◆ **Supplied data**:
— BEGIN —

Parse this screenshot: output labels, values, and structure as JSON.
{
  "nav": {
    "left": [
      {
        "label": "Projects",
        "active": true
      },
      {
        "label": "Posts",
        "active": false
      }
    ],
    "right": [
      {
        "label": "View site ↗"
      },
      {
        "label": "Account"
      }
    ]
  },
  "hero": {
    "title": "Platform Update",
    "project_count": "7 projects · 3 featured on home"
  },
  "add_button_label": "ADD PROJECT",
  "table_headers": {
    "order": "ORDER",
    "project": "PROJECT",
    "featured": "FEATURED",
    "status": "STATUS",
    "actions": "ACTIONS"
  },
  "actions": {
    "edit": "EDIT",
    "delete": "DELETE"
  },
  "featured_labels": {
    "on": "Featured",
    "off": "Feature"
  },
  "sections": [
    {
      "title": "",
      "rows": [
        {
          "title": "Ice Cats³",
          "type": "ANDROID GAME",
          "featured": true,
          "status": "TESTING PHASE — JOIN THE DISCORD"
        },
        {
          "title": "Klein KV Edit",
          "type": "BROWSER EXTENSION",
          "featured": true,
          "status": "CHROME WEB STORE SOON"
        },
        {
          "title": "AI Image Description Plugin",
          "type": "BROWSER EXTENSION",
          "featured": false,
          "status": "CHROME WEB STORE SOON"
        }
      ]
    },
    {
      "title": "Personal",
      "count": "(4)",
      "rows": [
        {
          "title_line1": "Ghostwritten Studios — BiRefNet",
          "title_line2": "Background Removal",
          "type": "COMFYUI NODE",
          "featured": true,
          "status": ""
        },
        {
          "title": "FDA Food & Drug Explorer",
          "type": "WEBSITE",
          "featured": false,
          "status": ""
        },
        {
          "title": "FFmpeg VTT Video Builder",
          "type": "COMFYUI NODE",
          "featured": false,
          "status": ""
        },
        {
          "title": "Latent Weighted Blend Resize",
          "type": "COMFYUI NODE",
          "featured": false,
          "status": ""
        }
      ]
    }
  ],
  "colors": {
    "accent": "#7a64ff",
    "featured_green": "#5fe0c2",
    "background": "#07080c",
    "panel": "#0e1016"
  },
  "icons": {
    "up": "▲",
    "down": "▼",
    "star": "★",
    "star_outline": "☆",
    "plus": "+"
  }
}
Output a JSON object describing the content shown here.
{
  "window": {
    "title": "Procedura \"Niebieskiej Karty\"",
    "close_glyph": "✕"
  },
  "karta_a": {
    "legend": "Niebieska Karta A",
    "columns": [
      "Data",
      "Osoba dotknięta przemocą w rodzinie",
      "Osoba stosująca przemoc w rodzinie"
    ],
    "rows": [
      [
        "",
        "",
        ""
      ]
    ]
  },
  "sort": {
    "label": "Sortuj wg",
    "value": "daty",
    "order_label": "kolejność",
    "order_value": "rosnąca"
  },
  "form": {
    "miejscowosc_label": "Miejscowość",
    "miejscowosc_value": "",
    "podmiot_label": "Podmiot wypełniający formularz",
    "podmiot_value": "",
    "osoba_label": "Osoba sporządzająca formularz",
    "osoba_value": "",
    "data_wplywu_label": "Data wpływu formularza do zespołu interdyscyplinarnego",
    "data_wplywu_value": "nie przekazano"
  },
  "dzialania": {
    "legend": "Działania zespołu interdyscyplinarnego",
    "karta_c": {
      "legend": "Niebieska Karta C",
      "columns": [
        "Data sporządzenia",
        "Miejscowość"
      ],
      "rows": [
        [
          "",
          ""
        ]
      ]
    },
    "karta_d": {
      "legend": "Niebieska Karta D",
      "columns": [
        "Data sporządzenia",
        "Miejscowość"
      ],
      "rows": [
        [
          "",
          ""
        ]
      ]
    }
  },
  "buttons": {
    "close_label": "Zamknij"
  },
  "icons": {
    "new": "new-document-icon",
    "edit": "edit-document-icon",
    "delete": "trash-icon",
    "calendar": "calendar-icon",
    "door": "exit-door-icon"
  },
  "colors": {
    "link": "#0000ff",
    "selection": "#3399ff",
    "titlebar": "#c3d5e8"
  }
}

— END —

All of the entries above should be written out again exactly.

◆ **In response**:
Parse this screenshot: output labels, values, and structure as JSON.
{
  "nav": {
    "left": [
      {
        "label": "Projects",
        "active": true
      },
      {
        "label": "Posts",
        "active": false
      }
    ],
    "right": [
      {
        "label": "View site ↗"
      },
      {
        "label": "Account"
      }
    ]
  },
  "hero": {
    "title": "Platform Update",
    "project_count": "7 projects · 3 featured on home"
  },
  "add_button_label": "ADD PROJECT",
  "table_headers": {
    "order": "ORDER",
    "project": "PROJECT",
    "featured": "FEATURED",
    "status": "STATUS",
    "actions": "ACTIONS"
  },
  "actions": {
    "edit": "EDIT",
    "delete": "DELETE"
  },
  "featured_labels": {
    "on": "Featured",
    "off": "Feature"
  },
  "sections": [
    {
      "title": "",
      "rows": [
        {
          "title": "Ice Cats³",
          "type": "ANDROID GAME",
          "featured": true,
          "status": "TESTING PHASE — JOIN THE DISCORD"
        },
        {
          "title": "Klein KV Edit",
          "type": "BROWSER EXTENSION",
          "featured": true,
          "status": "CHROME WEB STORE SOON"
        },
        {
          "title": "AI Image Description Plugin",
          "type": "BROWSER EXTENSION",
          "featured": false,
          "status": "CHROME WEB STORE SOON"
        }
      ]
    },
    {
      "title": "Personal",
      "count": "(4)",
      "rows": [
        {
          "title_line1": "Ghostwritten Studios — BiRefNet",
          "title_line2": "Background Removal",
          "type": "COMFYUI NODE",
          "featured": true,
          "status": ""
        },
        {
          "title": "FDA Food & Drug Explorer",
          "type": "WEBSITE",
          "featured": false,
          "status": ""
        },
        {
          "title": "FFmpeg VTT Video Builder",
          "type": "COMFYUI NODE",
          "featured": false,
          "status": ""
        },
        {
          "title": "Latent Weighted Blend Resize",
          "type": "COMFYUI NODE",
          "featured": false,
          "status": ""
        }
      ]
    }
  ],
  "colors": {
    "accent": "#7a64ff",
    "featured_green": "#5fe0c2",
    "background": "#07080c",
    "panel": "#0e1016"
  },
  "icons": {
    "up": "▲",
    "down": "▼",
    "star": "★",
    "star_outline": "☆",
    "plus": "+"
  }
}
Output a JSON object describing the content shown here.
{
  "window": {
    "title": "Procedura \"Niebieskiej Karty\"",
    "close_glyph": "✕"
  },
  "karta_a": {
    "legend": "Niebieska Karta A",
    "columns": [
      "Data",
      "Osoba dotknięta przemocą w rodzinie",
      "Osoba stosująca przemoc w rodzinie"
    ],
    "rows": [
      [
        "",
        "",
        ""
      ]
    ]
  },
  "sort": {
    "label": "Sortuj wg",
    "value": "daty",
    "order_label": "kolejność",
    "order_value": "rosnąca"
  },
  "form": {
    "miejscowosc_label": "Miejscowość",
    "miejscowosc_value": "",
    "podmiot_label": "Podmiot wypełniający formularz",
    "podmiot_value": "",
    "osoba_label": "Osoba sporządzająca formularz",
    "osoba_value": "",
    "data_wplywu_label": "Data wpływu formularza do zespołu interdyscyplinarnego",
    "data_wplywu_value": "nie przekazano"
  },
  "dzialania": {
    "legend": "Działania zespołu interdyscyplinarnego",
    "karta_c": {
      "legend": "Niebieska Karta C",
      "columns": [
        "Data sporządzenia",
        "Miejscowość"
      ],
      "rows": [
        [
          "",
          ""
        ]
      ]
    },
    "karta_d": {
      "legend": "Niebieska Karta D",
      "columns": [
        "Data sporządzenia",
        "Miejscowość"
      ],
      "rows": [
        [
          "",
          ""
        ]
      ]
    }
  },
  "buttons": {
    "close_label": "Zamknij"
  },
  "icons": {
    "new": "new-document-icon",
    "edit": "edit-document-icon",
    "delete": "trash-icon",
    "calendar": "calendar-icon",
    "door": "exit-door-icon"
  },
  "colors": {
    "link": "#0000ff",
    "selection": "#3399ff",
    "titlebar": "#c3d5e8"
  }
}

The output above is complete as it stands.